_REQUEST_
Below you will find a set of lines. Repeat them all exactly.

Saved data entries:
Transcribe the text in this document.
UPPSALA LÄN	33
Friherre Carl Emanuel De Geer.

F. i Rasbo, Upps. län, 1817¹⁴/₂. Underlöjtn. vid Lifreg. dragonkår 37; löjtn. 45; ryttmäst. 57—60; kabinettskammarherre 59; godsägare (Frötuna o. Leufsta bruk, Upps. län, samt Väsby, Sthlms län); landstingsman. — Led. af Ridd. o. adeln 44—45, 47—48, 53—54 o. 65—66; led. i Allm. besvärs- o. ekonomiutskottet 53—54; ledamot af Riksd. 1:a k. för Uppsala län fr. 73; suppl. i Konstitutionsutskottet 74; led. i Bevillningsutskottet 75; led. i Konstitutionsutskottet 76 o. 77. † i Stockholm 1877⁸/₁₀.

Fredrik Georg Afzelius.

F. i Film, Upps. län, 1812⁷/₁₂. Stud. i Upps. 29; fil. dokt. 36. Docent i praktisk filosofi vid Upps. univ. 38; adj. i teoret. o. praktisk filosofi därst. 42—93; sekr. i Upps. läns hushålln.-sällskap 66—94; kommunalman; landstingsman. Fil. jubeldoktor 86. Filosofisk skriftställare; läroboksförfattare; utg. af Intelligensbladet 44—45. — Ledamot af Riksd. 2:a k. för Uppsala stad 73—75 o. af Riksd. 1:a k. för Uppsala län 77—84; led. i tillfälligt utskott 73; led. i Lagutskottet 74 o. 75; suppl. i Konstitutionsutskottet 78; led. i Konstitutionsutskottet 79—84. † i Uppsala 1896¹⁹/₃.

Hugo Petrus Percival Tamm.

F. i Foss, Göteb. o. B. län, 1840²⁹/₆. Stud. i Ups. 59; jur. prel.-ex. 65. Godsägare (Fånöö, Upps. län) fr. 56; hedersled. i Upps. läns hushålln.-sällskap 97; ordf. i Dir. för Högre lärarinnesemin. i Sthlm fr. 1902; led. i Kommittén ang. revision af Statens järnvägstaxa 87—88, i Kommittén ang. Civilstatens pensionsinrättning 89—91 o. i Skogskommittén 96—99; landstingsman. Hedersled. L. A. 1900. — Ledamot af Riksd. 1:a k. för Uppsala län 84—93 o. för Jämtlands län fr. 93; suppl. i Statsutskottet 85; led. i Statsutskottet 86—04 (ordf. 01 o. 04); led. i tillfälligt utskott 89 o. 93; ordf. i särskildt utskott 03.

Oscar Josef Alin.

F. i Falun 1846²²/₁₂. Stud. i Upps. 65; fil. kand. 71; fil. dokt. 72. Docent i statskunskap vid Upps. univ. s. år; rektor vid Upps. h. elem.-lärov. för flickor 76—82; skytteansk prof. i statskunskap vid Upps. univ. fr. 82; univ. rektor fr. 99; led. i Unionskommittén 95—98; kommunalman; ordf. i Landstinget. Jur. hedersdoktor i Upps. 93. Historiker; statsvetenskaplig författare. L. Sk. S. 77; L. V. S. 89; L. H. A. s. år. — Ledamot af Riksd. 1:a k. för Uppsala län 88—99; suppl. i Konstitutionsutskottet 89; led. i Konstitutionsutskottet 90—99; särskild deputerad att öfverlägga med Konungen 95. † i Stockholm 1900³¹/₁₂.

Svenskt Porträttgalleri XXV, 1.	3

_SOLUTION FOR THIS EXERCISE_
Transcribe the text in this document.
UPPSALA LÄN	33
Friherre Carl Emanuel De Geer.

F. i Rasbo, Upps. län, 1817¹⁴/₂. Underlöjtn. vid Lifreg. dragonkår 37; löjtn. 45; ryttmäst. 57—60; kabinettskammarherre 59; godsägare (Frötuna o. Leufsta bruk, Upps. län, samt Väsby, Sthlms län); landstingsman. — Led. af Ridd. o. adeln 44—45, 47—48, 53—54 o. 65—66; led. i Allm. besvärs- o. ekonomiutskottet 53—54; ledamot af Riksd. 1:a k. för Uppsala län fr. 73; suppl. i Konstitutionsutskottet 74; led. i Bevillningsutskottet 75; led. i Konstitutionsutskottet 76 o. 77. † i Stockholm 1877⁸/₁₀.

Fredrik Georg Afzelius.

F. i Film, Upps. län, 1812⁷/₁₂. Stud. i Upps. 29; fil. dokt. 36. Docent i praktisk filosofi vid Upps. univ. 38; adj. i teoret. o. praktisk filosofi därst. 42—93; sekr. i Upps. läns hushålln.-sällskap 66—94; kommunalman; landstingsman. Fil. jubeldoktor 86. Filosofisk skriftställare; läroboksförfattare; utg. af Intelligensbladet 44—45. — Ledamot af Riksd. 2:a k. för Uppsala stad 73—75 o. af Riksd. 1:a k. för Uppsala län 77—84; led. i tillfälligt utskott 73; led. i Lagutskottet 74 o. 75; suppl. i Konstitutionsutskottet 78; led. i Konstitutionsutskottet 79—84. † i Uppsala 1896¹⁹/₃.

Hugo Petrus Percival Tamm.

F. i Foss, Göteb. o. B. län, 1840²⁹/₆. Stud. i Ups. 59; jur. prel.-ex. 65. Godsägare (Fånöö, Upps. län) fr. 56; hedersled. i Upps. läns hushålln.-sällskap 97; ordf. i Dir. för Högre lärarinnesemin. i Sthlm fr. 1902; led. i Kommittén ang. revision af Statens järnvägstaxa 87—88, i Kommittén ang. Civilstatens pensionsinrättning 89—91 o. i Skogskommittén 96—99; landstingsman. Hedersled. L. A. 1900. — Ledamot af Riksd. 1:a k. för Uppsala län 84—93 o. för Jämtlands län fr. 93; suppl. i Statsutskottet 85; led. i Statsutskottet 86—04 (ordf. 01 o. 04); led. i tillfälligt utskott 89 o. 93; ordf. i särskildt utskott 03.

Oscar Josef Alin.

F. i Falun 1846²²/₁₂. Stud. i Upps. 65; fil. kand. 71; fil. dokt. 72. Docent i statskunskap vid Upps. univ. s. år; rektor vid Upps. h. elem.-lärov. för flickor 76—82; skytteansk prof. i statskunskap vid Upps. univ. fr. 82; univ. rektor fr. 99; led. i Unionskommittén 95—98; kommunalman; ordf. i Landstinget. Jur. hedersdoktor i Upps. 93. Historiker; statsvetenskaplig författare. L. Sk. S. 77; L. V. S. 89; L. H. A. s. år. — Ledamot af Riksd. 1:a k. för Uppsala län 88—99; suppl. i Konstitutionsutskottet 89; led. i Konstitutionsutskottet 90—99; särskild deputerad att öfverlägga med Konungen 95. † i Stockholm 1900³¹/₁₂.

Svenskt Porträttgalleri XXV, 1.	3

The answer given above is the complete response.